■ Extracted records
++++++++++

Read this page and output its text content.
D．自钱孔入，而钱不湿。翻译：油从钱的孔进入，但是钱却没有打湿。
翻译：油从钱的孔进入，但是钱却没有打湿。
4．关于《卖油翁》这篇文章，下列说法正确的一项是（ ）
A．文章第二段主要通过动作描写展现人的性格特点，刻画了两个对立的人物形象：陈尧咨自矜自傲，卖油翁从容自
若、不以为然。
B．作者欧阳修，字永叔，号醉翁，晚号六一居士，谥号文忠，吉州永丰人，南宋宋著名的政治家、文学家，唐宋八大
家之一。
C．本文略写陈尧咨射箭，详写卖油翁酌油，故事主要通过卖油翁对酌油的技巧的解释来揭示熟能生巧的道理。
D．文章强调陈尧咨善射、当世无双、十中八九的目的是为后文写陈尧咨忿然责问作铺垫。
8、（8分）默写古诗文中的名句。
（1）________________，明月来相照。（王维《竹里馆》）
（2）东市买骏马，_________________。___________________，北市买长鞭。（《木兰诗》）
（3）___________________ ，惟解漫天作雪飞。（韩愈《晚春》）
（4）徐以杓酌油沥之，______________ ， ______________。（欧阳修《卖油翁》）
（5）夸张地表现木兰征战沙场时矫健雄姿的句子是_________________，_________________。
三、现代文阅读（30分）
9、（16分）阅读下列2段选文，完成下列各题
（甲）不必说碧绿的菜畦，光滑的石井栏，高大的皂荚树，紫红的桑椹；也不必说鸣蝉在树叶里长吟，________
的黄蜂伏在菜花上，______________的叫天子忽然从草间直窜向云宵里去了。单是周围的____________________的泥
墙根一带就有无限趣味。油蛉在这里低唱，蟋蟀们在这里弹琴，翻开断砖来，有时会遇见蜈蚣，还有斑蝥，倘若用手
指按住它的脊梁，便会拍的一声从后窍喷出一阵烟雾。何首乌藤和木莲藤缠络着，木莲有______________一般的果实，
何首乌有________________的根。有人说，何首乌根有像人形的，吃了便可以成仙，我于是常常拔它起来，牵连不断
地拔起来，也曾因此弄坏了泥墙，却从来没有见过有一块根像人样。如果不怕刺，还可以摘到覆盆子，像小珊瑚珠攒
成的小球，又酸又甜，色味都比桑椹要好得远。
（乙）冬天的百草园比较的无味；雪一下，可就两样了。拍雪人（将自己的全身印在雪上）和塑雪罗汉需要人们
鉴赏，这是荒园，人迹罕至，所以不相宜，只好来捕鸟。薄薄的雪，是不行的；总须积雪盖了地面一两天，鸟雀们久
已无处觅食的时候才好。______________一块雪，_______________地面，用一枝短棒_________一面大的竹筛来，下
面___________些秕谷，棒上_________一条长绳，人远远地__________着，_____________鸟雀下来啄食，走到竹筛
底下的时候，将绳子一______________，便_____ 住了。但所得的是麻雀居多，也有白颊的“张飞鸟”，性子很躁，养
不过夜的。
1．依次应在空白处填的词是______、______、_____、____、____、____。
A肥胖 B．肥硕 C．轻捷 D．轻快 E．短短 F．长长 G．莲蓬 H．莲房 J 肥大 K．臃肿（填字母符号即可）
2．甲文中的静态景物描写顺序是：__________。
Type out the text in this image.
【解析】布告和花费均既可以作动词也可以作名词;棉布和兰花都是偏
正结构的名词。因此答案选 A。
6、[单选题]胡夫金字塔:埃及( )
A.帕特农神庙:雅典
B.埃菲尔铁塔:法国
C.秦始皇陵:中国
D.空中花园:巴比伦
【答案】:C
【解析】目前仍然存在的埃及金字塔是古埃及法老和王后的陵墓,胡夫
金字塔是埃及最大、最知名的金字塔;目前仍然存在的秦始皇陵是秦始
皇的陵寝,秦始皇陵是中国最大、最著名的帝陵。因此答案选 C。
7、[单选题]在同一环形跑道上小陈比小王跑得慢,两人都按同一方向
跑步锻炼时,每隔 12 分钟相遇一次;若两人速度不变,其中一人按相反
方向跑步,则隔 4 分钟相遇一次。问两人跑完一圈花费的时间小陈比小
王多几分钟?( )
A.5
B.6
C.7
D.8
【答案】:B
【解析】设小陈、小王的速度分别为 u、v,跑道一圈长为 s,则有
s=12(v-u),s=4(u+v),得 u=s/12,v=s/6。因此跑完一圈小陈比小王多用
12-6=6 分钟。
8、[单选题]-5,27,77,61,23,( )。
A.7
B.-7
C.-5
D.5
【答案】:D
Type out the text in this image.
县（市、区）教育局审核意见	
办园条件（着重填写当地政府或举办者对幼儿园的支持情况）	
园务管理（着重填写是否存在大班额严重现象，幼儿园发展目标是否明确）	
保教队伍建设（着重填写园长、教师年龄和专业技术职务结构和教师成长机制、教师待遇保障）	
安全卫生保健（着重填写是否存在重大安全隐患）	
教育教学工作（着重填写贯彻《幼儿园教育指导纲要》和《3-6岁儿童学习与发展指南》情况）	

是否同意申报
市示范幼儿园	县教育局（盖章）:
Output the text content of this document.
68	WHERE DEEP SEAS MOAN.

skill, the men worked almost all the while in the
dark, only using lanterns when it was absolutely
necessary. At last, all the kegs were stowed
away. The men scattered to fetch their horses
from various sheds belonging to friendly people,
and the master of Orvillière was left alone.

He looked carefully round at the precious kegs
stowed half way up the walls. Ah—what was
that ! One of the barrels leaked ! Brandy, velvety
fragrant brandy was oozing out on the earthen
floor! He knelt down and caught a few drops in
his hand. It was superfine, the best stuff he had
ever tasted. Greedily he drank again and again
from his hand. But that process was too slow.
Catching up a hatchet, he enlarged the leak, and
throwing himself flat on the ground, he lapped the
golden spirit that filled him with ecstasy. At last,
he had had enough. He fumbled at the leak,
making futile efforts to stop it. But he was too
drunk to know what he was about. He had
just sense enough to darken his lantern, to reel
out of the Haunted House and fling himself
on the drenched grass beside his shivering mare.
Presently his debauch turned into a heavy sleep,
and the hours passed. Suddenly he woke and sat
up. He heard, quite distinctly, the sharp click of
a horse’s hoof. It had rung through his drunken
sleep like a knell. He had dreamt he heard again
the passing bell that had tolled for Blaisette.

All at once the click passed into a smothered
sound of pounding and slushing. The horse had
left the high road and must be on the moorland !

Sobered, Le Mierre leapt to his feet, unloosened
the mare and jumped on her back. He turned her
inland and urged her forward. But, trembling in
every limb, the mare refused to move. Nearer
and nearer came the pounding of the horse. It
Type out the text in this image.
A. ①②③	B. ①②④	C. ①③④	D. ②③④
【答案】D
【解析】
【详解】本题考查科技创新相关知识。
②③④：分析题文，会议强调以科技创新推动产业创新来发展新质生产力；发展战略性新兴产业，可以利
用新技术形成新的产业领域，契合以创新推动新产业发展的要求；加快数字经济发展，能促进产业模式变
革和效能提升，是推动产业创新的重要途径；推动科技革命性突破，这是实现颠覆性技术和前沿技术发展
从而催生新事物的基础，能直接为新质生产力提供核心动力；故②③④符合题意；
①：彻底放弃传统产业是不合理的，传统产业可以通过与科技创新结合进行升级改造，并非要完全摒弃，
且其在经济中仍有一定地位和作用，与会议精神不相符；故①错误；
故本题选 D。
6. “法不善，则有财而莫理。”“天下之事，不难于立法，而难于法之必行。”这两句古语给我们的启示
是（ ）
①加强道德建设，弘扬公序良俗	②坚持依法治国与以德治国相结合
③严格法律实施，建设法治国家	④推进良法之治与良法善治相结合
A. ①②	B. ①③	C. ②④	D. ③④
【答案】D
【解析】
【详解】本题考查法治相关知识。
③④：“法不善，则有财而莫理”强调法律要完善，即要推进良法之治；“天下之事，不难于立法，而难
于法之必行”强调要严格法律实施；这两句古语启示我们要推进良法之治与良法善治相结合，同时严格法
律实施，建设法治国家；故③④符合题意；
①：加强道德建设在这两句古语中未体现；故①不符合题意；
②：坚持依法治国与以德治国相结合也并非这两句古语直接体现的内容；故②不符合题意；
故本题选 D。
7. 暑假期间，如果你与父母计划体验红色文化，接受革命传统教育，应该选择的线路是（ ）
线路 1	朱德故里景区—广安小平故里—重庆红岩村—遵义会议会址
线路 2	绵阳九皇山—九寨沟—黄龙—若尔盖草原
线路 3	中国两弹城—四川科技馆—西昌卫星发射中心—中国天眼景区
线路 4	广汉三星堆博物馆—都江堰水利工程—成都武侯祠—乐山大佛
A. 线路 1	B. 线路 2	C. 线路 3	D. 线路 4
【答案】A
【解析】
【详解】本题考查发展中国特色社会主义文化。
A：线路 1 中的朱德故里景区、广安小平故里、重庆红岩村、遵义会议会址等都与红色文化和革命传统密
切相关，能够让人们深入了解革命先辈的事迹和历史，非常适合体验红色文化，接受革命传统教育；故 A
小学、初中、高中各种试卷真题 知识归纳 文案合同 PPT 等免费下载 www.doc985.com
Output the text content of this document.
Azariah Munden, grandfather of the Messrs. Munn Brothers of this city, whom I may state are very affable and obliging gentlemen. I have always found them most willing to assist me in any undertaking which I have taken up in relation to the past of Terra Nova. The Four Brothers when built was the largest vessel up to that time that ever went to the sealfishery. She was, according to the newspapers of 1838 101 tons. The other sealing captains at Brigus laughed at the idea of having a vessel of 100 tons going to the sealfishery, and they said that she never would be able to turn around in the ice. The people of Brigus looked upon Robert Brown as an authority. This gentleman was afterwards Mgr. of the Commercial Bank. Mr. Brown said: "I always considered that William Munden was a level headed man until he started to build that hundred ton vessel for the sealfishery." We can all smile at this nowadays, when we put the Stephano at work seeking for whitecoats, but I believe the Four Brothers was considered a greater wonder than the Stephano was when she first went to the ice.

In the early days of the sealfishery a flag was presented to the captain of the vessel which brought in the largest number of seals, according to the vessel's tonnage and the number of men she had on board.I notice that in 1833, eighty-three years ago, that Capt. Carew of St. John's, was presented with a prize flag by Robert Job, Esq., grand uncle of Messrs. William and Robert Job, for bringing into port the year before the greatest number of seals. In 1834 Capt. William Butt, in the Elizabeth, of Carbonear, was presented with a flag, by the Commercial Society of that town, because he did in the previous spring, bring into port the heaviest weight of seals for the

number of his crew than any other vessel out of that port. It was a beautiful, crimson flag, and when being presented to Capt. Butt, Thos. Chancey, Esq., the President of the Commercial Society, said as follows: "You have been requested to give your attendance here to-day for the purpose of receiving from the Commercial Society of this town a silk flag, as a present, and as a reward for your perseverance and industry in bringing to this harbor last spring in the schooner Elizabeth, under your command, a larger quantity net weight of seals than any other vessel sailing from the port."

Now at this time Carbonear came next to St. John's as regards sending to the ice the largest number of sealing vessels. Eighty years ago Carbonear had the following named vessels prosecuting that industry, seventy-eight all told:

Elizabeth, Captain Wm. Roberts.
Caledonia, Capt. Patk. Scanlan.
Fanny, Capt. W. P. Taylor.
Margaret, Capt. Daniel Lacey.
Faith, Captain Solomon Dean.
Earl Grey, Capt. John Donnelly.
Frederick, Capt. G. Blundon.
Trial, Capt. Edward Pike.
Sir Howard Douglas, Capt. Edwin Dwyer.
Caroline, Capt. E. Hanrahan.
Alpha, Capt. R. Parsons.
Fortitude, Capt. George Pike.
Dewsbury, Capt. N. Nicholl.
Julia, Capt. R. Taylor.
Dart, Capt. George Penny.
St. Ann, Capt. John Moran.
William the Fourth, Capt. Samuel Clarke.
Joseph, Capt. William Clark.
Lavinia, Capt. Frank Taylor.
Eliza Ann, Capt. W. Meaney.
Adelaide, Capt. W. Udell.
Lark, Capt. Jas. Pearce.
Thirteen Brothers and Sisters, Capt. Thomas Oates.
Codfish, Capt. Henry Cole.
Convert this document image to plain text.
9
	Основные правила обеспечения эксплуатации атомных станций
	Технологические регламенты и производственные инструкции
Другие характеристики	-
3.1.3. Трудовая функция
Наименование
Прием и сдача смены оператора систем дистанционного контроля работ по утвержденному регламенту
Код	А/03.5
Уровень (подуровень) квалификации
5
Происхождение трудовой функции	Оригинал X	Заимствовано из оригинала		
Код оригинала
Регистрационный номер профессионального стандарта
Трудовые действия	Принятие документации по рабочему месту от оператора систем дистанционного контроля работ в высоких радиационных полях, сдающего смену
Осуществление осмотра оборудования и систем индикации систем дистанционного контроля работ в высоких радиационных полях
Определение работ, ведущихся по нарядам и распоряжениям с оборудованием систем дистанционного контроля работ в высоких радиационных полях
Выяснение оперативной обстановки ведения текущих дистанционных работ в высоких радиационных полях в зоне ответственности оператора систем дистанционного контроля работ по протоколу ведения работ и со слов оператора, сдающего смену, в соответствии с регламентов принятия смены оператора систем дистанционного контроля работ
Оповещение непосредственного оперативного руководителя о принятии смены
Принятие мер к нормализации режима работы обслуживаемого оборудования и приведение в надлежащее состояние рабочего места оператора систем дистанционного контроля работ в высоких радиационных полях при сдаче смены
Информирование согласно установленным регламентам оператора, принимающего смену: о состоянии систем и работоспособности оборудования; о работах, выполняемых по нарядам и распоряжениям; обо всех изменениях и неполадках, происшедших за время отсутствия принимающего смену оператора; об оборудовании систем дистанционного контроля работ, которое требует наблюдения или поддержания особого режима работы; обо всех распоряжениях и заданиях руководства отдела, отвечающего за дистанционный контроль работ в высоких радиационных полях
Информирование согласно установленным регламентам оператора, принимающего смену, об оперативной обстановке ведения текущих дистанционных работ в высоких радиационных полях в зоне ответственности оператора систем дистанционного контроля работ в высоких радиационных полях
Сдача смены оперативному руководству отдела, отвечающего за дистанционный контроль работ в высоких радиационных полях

++++++++++

Copy out every line in the listing where the word "建设法治国家" appears.

■ OUTPUT OF THE EXERCISE
③严格法律实施，建设法治国家	④推进良法之治与良法善治相结合
律实施，建设法治国家；故③④符合题意；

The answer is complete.